(Beginning of INPUT)
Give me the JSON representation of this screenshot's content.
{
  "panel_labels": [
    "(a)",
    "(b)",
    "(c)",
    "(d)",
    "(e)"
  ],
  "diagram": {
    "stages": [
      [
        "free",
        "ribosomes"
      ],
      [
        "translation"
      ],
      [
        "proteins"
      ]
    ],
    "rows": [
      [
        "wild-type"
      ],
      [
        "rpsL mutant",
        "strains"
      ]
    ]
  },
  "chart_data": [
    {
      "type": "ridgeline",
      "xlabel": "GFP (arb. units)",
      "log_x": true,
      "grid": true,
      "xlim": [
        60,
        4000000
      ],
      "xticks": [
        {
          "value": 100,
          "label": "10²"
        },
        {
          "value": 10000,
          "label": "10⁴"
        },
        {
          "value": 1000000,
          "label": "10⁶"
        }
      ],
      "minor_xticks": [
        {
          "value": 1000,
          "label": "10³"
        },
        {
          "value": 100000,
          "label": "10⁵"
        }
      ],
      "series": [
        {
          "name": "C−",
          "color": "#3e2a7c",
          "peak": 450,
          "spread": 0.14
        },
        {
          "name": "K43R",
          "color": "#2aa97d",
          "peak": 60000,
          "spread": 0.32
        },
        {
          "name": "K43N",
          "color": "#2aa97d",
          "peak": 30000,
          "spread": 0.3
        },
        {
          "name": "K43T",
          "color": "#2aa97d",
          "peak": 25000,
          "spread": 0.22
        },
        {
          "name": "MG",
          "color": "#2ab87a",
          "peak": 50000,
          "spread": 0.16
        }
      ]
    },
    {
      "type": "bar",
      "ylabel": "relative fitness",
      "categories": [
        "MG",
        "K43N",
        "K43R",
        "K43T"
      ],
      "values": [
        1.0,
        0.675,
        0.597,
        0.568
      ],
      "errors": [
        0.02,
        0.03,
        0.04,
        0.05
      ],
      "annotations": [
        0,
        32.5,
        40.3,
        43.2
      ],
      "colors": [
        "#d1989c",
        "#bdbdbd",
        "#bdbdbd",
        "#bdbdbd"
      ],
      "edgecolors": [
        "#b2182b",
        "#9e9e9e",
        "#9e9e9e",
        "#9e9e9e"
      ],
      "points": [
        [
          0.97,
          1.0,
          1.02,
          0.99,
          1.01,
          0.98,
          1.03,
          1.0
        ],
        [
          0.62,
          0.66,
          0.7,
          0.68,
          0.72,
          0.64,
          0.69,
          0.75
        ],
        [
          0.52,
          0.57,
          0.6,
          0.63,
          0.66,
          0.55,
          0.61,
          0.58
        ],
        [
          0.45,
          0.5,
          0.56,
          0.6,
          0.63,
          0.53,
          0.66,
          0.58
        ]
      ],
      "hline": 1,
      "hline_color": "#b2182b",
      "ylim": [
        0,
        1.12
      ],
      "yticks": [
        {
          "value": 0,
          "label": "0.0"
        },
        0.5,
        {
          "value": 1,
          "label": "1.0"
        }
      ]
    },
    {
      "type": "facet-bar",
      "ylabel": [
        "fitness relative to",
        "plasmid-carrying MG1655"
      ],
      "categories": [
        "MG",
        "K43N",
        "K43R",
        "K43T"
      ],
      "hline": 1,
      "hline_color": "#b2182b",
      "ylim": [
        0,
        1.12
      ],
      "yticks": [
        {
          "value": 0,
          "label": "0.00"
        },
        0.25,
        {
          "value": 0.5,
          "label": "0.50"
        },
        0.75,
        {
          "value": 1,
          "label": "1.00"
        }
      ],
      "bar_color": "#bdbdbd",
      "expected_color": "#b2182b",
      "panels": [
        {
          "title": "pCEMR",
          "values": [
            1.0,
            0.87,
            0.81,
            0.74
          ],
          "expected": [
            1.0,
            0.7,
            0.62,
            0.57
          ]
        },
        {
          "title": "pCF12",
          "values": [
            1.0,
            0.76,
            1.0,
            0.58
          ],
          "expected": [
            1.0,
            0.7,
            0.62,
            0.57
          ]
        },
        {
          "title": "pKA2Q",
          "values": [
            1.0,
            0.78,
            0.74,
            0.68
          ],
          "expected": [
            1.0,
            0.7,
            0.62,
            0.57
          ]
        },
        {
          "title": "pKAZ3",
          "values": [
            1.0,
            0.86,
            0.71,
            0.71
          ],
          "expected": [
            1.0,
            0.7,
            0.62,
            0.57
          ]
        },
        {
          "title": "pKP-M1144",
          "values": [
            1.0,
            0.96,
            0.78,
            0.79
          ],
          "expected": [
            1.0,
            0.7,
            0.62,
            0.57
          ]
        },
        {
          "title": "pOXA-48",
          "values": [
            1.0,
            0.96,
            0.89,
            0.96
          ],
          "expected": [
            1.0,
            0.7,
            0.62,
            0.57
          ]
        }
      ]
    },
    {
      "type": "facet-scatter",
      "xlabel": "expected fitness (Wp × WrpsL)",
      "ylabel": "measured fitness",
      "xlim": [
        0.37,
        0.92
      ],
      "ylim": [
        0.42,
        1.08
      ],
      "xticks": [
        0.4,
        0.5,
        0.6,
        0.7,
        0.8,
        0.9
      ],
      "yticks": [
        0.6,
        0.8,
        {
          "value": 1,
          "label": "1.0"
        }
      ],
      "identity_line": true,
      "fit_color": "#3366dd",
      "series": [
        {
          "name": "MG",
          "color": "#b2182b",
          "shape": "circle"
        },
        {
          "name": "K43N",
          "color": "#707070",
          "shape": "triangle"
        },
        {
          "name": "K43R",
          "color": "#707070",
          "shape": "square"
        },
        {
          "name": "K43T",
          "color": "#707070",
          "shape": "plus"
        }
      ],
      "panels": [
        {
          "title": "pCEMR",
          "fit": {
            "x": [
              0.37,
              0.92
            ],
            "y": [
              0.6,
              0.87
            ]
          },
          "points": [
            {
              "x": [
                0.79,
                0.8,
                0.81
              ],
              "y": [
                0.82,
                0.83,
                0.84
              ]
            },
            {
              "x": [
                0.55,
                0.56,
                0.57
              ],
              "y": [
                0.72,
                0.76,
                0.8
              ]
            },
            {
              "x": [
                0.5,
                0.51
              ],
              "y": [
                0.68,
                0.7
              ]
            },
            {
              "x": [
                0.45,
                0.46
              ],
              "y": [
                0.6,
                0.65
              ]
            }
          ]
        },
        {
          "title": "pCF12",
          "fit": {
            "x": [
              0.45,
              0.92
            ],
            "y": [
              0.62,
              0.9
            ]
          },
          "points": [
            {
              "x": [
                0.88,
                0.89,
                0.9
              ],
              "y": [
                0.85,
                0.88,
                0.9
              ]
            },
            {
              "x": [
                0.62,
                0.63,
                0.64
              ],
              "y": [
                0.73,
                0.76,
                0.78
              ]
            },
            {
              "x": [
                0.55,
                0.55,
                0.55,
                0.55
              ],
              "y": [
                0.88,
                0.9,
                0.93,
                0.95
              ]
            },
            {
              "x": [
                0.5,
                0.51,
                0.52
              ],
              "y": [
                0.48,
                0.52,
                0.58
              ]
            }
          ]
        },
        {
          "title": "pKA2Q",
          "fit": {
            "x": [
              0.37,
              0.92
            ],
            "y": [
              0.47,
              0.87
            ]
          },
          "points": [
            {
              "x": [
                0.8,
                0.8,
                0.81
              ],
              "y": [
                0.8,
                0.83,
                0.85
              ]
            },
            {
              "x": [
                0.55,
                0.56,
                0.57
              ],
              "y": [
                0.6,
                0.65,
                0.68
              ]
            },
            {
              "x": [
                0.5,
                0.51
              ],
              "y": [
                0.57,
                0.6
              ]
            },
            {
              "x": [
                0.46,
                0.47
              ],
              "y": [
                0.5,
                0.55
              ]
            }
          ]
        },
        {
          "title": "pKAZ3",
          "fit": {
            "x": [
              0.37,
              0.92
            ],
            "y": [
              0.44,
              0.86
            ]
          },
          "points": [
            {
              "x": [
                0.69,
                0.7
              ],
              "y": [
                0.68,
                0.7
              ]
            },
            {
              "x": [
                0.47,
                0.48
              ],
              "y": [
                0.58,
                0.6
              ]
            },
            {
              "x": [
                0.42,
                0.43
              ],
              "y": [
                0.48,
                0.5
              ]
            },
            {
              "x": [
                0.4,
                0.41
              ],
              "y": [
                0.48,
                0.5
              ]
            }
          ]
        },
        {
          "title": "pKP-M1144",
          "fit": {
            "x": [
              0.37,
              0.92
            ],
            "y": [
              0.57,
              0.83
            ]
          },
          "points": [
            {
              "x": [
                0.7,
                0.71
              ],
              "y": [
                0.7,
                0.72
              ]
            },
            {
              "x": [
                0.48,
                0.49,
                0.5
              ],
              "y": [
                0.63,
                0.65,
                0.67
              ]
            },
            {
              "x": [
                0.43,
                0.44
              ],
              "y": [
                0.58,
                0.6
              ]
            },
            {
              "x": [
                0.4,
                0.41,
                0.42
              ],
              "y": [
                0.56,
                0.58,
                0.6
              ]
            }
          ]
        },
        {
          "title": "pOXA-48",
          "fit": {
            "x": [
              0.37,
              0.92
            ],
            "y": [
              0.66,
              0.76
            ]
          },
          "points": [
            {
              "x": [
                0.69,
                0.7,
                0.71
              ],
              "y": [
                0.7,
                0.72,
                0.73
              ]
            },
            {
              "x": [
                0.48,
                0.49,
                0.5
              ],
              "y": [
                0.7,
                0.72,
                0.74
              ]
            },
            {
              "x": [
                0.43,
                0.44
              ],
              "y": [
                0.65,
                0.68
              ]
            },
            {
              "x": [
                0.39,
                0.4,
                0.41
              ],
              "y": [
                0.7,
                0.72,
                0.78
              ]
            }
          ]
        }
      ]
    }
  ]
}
(End of INPUT)
Read the data above. Pull out each line in which the string "true" appears.

      "log_x": true,
      "grid": true,
      "identity_line": true,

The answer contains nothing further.